─── RECORDS SHOWN

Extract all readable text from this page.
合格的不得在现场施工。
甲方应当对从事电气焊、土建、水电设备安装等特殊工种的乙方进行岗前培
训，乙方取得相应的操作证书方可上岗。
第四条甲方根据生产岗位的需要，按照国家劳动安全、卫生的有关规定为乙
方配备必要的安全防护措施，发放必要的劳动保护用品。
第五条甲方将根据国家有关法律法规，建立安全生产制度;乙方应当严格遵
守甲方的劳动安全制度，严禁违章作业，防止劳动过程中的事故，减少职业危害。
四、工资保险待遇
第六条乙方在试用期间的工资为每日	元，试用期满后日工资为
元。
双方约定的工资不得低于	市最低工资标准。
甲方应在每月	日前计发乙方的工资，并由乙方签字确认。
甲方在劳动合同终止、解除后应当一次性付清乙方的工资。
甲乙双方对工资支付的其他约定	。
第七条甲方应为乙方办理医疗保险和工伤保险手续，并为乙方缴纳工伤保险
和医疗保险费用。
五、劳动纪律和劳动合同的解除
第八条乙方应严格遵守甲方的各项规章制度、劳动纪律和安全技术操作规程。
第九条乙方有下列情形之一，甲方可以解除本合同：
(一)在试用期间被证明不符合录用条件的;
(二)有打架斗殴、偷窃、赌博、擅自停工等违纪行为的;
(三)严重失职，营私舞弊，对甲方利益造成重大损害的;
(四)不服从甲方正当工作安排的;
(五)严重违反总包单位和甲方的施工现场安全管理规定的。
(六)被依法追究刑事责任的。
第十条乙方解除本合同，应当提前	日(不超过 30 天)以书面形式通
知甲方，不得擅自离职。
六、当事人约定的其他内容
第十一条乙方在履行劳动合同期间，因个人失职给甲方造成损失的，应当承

──────

- _WHAT IS NEEDED_: Retype all the material above precisely, with no line left out.

- _ANSWER TO THE TASK_:
Extract all readable text from this page.
合格的不得在现场施工。
甲方应当对从事电气焊、土建、水电设备安装等特殊工种的乙方进行岗前培
训，乙方取得相应的操作证书方可上岗。
第四条甲方根据生产岗位的需要，按照国家劳动安全、卫生的有关规定为乙
方配备必要的安全防护措施，发放必要的劳动保护用品。
第五条甲方将根据国家有关法律法规，建立安全生产制度;乙方应当严格遵
守甲方的劳动安全制度，严禁违章作业，防止劳动过程中的事故，减少职业危害。
四、工资保险待遇
第六条乙方在试用期间的工资为每日	元，试用期满后日工资为
元。
双方约定的工资不得低于	市最低工资标准。
甲方应在每月	日前计发乙方的工资，并由乙方签字确认。
甲方在劳动合同终止、解除后应当一次性付清乙方的工资。
甲乙双方对工资支付的其他约定	。
第七条甲方应为乙方办理医疗保险和工伤保险手续，并为乙方缴纳工伤保险
和医疗保险费用。
五、劳动纪律和劳动合同的解除
第八条乙方应严格遵守甲方的各项规章制度、劳动纪律和安全技术操作规程。
第九条乙方有下列情形之一，甲方可以解除本合同：
(一)在试用期间被证明不符合录用条件的;
(二)有打架斗殴、偷窃、赌博、擅自停工等违纪行为的;
(三)严重失职，营私舞弊，对甲方利益造成重大损害的;
(四)不服从甲方正当工作安排的;
(五)严重违反总包单位和甲方的施工现场安全管理规定的。
(六)被依法追究刑事责任的。
第十条乙方解除本合同，应当提前	日(不超过 30 天)以书面形式通
知甲方，不得擅自离职。
六、当事人约定的其他内容
第十一条乙方在履行劳动合同期间，因个人失职给甲方造成损失的，应当承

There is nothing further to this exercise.